• _Exercise_
Retype the listing that follows, word for word.

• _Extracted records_

»»

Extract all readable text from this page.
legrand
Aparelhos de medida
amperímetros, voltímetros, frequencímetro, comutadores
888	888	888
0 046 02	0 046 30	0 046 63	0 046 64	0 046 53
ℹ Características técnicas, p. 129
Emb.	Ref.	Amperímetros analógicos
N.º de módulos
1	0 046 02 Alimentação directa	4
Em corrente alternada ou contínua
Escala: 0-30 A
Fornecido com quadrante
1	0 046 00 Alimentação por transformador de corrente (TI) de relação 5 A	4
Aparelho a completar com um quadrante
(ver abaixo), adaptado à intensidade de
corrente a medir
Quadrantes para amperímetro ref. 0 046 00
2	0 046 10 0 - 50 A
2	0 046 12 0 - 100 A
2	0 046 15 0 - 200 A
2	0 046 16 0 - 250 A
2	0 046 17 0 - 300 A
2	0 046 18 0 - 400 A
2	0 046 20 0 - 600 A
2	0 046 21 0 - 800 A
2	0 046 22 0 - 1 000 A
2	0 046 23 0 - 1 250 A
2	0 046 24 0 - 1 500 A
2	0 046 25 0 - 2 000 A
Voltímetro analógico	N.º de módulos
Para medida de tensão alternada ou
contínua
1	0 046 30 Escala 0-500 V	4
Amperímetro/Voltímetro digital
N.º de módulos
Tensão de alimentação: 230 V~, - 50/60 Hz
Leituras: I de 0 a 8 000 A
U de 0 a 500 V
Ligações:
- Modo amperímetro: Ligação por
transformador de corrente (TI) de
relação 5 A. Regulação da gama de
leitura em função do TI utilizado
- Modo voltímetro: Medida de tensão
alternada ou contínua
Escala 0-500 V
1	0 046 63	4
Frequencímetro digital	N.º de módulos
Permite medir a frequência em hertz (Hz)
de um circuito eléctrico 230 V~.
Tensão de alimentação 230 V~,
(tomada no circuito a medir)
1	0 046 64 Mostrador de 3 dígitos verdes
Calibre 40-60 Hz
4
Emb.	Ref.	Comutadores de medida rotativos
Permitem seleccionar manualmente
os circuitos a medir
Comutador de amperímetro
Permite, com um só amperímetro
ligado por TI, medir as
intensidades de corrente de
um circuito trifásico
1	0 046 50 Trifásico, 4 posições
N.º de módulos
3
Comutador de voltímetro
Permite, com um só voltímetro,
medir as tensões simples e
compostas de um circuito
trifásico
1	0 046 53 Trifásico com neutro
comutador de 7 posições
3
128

««

• _The output_
Extract all readable text from this page.
legrand
Aparelhos de medida
amperímetros, voltímetros, frequencímetro, comutadores
888	888	888
0 046 02	0 046 30	0 046 63	0 046 64	0 046 53
ℹ Características técnicas, p. 129
Emb.	Ref.	Amperímetros analógicos
N.º de módulos
1	0 046 02 Alimentação directa	4
Em corrente alternada ou contínua
Escala: 0-30 A
Fornecido com quadrante
1	0 046 00 Alimentação por transformador de corrente (TI) de relação 5 A	4
Aparelho a completar com um quadrante
(ver abaixo), adaptado à intensidade de
corrente a medir
Quadrantes para amperímetro ref. 0 046 00
2	0 046 10 0 - 50 A
2	0 046 12 0 - 100 A
2	0 046 15 0 - 200 A
2	0 046 16 0 - 250 A
2	0 046 17 0 - 300 A
2	0 046 18 0 - 400 A
2	0 046 20 0 - 600 A
2	0 046 21 0 - 800 A
2	0 046 22 0 - 1 000 A
2	0 046 23 0 - 1 250 A
2	0 046 24 0 - 1 500 A
2	0 046 25 0 - 2 000 A
Voltímetro analógico	N.º de módulos
Para medida de tensão alternada ou
contínua
1	0 046 30 Escala 0-500 V	4
Amperímetro/Voltímetro digital
N.º de módulos
Tensão de alimentação: 230 V~, - 50/60 Hz
Leituras: I de 0 a 8 000 A
U de 0 a 500 V
Ligações:
- Modo amperímetro: Ligação por
transformador de corrente (TI) de
relação 5 A. Regulação da gama de
leitura em função do TI utilizado
- Modo voltímetro: Medida de tensão
alternada ou contínua
Escala 0-500 V
1	0 046 63	4
Frequencímetro digital	N.º de módulos
Permite medir a frequência em hertz (Hz)
de um circuito eléctrico 230 V~.
Tensão de alimentação 230 V~,
(tomada no circuito a medir)
1	0 046 64 Mostrador de 3 dígitos verdes
Calibre 40-60 Hz
4
Emb.	Ref.	Comutadores de medida rotativos
Permitem seleccionar manualmente
os circuitos a medir
Comutador de amperímetro
Permite, com um só amperímetro
ligado por TI, medir as
intensidades de corrente de
um circuito trifásico
1	0 046 50 Trifásico, 4 posições
N.º de módulos
3
Comutador de voltímetro
Permite, com um só voltímetro,
medir as tensões simples e
compostas de um circuito
trifásico
1	0 046 53 Trifásico com neutro
comutador de 7 posições
3
128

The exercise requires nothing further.